(Structured figure records)

================

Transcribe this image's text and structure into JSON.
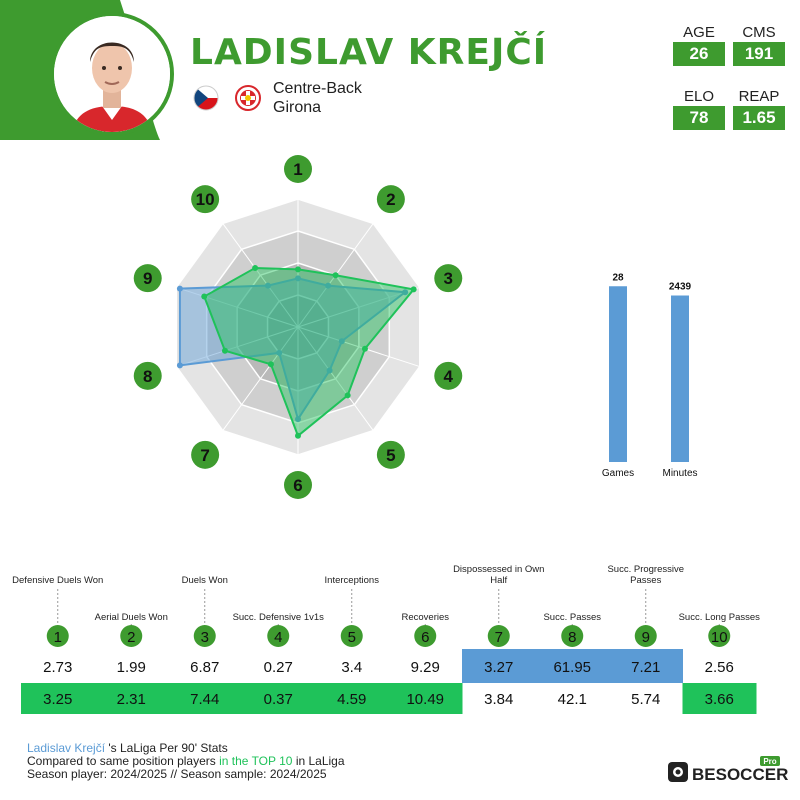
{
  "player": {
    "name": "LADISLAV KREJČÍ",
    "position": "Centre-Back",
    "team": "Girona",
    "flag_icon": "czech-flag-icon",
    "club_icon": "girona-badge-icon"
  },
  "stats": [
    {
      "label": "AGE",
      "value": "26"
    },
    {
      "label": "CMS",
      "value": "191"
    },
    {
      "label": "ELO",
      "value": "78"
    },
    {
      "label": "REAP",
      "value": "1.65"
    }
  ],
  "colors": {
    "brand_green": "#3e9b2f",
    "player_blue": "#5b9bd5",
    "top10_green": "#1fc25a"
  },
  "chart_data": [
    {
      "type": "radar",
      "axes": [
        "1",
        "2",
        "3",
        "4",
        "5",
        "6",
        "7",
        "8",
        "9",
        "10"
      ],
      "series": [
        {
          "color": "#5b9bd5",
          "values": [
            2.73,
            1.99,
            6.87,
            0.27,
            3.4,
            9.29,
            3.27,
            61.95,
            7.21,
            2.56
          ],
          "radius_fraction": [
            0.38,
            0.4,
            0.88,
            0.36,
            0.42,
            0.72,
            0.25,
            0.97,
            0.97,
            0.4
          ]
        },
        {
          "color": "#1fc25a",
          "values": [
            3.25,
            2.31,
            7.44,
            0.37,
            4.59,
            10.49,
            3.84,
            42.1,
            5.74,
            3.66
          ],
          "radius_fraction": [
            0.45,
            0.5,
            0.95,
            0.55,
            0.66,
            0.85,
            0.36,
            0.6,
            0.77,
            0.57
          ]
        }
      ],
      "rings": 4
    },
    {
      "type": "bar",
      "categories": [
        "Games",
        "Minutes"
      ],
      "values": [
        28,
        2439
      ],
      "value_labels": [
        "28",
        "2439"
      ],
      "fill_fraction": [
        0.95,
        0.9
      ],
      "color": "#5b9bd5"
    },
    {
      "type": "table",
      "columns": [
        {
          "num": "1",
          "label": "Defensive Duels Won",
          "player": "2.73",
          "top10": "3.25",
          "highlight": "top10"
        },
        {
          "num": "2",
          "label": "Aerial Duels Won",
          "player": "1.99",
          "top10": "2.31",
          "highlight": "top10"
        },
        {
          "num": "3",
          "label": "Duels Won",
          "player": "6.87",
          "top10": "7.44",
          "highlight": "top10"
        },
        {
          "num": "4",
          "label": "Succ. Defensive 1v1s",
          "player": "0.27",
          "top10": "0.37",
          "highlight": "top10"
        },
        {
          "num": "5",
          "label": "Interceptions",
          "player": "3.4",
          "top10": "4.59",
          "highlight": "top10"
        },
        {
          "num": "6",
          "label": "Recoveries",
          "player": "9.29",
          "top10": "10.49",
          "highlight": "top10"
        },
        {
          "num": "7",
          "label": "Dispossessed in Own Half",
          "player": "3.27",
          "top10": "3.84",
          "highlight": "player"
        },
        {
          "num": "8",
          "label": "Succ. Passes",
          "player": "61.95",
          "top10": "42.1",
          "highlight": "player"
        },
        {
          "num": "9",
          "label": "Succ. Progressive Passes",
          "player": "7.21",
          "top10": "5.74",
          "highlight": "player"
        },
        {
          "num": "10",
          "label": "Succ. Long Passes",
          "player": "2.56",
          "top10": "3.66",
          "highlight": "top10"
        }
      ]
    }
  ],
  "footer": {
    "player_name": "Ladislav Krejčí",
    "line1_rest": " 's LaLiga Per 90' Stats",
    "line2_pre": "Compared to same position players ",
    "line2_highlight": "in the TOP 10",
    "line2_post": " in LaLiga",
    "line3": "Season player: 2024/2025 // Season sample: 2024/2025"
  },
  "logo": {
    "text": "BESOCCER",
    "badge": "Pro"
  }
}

================

### [REQUEST]
What comes back should match the records exactly, minus any pictures.

### [TASK RESULT]
Transcribe this image's text and structure into JSON.
{
  "player": {
    "name": "LADISLAV KREJČÍ",
    "position": "Centre-Back",
    "team": "Girona",
    "flag_icon": "czech-flag-icon",
    "club_icon": "girona-badge-icon"
  },
  "stats": [
    {
      "label": "AGE",
      "value": "26"
    },
    {
      "label": "CMS",
      "value": "191"
    },
    {
      "label": "ELO",
      "value": "78"
    },
    {
      "label": "REAP",
      "value": "1.65"
    }
  ],
  "colors": {
    "brand_green": "#3e9b2f",
    "player_blue": "#5b9bd5",
    "top10_green": "#1fc25a"
  },
  "chart_data": [
    {
      "type": "radar",
      "axes": [
        "1",
        "2",
        "3",
        "4",
        "5",
        "6",
        "7",
        "8",
        "9",
        "10"
      ],
      "series": [
        {
          "color": "#5b9bd5",
          "values": [
            2.73,
            1.99,
            6.87,
            0.27,
            3.4,
            9.29,
            3.27,
            61.95,
            7.21,
            2.56
          ],
          "radius_fraction": [
            0.38,
            0.4,
            0.88,
            0.36,
            0.42,
            0.72,
            0.25,
            0.97,
            0.97,
            0.4
          ]
        },
        {
          "color": "#1fc25a",
          "values": [
            3.25,
            2.31,
            7.44,
            0.37,
            4.59,
            10.49,
            3.84,
            42.1,
            5.74,
            3.66
          ],
          "radius_fraction": [
            0.45,
            0.5,
            0.95,
            0.55,
            0.66,
            0.85,
            0.36,
            0.6,
            0.77,
            0.57
          ]
        }
      ],
      "rings": 4
    },
    {
      "type": "bar",
      "categories": [
        "Games",
        "Minutes"
      ],
      "values": [
        28,
        2439
      ],
      "value_labels": [
        "28",
        "2439"
      ],
      "fill_fraction": [
        0.95,
        0.9
      ],
      "color": "#5b9bd5"
    },
    {
      "type": "table",
      "columns": [
        {
          "num": "1",
          "label": "Defensive Duels Won",
          "player": "2.73",
          "top10": "3.25",
          "highlight": "top10"
        },
        {
          "num": "2",
          "label": "Aerial Duels Won",
          "player": "1.99",
          "top10": "2.31",
          "highlight": "top10"
        },
        {
          "num": "3",
          "label": "Duels Won",
          "player": "6.87",
          "top10": "7.44",
          "highlight": "top10"
        },
        {
          "num": "4",
          "label": "Succ. Defensive 1v1s",
          "player": "0.27",
          "top10": "0.37",
          "highlight": "top10"
        },
        {
          "num": "5",
          "label": "Interceptions",
          "player": "3.4",
          "top10": "4.59",
          "highlight": "top10"
        },
        {
          "num": "6",
          "label": "Recoveries",
          "player": "9.29",
          "top10": "10.49",
          "highlight": "top10"
        },
        {
          "num": "7",
          "label": "Dispossessed in Own Half",
          "player": "3.27",
          "top10": "3.84",
          "highlight": "player"
        },
        {
          "num": "8",
          "label": "Succ. Passes",
          "player": "61.95",
          "top10": "42.1",
          "highlight": "player"
        },
        {
          "num": "9",
          "label": "Succ. Progressive Passes",
          "player": "7.21",
          "top10": "5.74",
          "highlight": "player"
        },
        {
          "num": "10",
          "label": "Succ. Long Passes",
          "player": "2.56",
          "top10": "3.66",
          "highlight": "top10"
        }
      ]
    }
  ],
  "footer": {
    "player_name": "Ladislav Krejčí",
    "line1_rest": " 's LaLiga Per 90' Stats",
    "line2_pre": "Compared to same position players ",
    "line2_highlight": "in the TOP 10",
    "line2_post": " in LaLiga",
    "line3": "Season player: 2024/2025 // Season sample: 2024/2025"
  },
  "logo": {
    "text": "BESOCCER",
    "badge": "Pro"
  }
}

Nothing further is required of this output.